* [What is asked]: Each line that holds the word "residência" counts once; give the total for the records below and nothing else.

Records
>>>>

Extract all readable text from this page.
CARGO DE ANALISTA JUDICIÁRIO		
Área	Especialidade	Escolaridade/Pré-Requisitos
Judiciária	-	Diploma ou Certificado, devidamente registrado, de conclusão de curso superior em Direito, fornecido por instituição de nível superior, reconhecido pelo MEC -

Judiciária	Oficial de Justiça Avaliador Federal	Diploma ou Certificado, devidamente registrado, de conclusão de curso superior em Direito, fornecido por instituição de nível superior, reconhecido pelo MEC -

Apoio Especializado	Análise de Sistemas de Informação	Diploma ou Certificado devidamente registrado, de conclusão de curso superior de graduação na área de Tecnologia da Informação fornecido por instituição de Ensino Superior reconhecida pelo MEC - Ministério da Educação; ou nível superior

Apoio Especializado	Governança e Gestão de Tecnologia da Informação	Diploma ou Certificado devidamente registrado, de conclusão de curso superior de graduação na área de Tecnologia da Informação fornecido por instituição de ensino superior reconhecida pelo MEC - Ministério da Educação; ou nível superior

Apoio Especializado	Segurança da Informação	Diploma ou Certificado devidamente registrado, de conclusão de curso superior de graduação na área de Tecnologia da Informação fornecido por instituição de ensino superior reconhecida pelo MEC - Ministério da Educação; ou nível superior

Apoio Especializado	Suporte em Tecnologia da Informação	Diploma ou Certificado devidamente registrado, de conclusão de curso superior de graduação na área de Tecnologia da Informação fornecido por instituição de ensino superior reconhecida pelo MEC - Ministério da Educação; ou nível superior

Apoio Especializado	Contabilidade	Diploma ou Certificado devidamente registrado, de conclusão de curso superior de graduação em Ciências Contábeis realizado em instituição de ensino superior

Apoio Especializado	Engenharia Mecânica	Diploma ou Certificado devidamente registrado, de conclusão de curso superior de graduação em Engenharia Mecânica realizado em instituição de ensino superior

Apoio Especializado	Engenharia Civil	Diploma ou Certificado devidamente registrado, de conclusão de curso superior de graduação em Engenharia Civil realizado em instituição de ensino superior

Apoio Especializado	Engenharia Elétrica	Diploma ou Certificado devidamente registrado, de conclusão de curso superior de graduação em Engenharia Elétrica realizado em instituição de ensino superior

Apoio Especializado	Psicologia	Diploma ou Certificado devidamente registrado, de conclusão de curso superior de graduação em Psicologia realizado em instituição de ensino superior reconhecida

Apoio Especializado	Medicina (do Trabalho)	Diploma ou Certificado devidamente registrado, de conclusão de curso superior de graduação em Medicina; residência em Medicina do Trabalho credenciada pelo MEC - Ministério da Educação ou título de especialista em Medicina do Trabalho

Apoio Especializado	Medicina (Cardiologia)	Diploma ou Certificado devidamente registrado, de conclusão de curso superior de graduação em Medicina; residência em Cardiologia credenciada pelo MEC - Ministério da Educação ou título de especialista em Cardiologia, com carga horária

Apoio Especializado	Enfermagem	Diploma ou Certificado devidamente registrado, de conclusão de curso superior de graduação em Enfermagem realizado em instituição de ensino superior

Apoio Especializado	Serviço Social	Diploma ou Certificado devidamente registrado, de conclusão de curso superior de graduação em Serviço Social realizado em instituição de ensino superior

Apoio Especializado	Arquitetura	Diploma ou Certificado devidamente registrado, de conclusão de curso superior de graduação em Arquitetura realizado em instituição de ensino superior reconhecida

<<<<

* [Complete response]: 2